Records provided:

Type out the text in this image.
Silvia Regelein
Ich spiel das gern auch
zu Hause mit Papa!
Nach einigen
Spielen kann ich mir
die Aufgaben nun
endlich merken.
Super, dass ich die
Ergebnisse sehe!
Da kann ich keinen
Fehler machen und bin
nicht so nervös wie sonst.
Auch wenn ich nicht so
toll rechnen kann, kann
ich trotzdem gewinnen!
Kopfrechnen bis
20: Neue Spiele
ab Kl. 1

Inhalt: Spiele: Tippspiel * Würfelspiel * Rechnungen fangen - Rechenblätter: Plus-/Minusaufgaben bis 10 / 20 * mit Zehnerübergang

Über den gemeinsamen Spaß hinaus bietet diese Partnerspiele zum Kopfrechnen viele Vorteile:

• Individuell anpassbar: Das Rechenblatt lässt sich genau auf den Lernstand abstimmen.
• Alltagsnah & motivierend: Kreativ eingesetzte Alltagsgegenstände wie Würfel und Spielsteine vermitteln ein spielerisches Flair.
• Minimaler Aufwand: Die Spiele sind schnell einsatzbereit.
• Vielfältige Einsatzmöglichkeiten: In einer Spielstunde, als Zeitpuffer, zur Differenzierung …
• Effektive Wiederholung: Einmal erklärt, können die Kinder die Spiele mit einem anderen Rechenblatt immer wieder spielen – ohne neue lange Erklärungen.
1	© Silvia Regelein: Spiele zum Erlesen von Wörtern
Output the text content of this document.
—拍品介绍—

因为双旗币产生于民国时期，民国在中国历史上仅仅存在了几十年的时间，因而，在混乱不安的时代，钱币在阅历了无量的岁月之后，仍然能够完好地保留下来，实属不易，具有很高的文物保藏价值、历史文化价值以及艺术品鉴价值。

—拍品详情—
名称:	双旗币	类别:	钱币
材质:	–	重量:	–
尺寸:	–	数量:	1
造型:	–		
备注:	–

Written instruction: Starting at the line that contains "Output the text content of this document.", repeat each line exactly through the last one in the listing. Include both of those lines and nothing more.

Solution to the exercise:
Output the text content of this document.
—拍品介绍—

因为双旗币产生于民国时期，民国在中国历史上仅仅存在了几十年的时间，因而，在混乱不安的时代，钱币在阅历了无量的岁月之后，仍然能够完好地保留下来，实属不易，具有很高的文物保藏价值、历史文化价值以及艺术品鉴价值。

—拍品详情—
名称:	双旗币	类别:	钱币
材质:	–	重量:	–
尺寸:	–	数量:	1
造型:	–		
备注:	–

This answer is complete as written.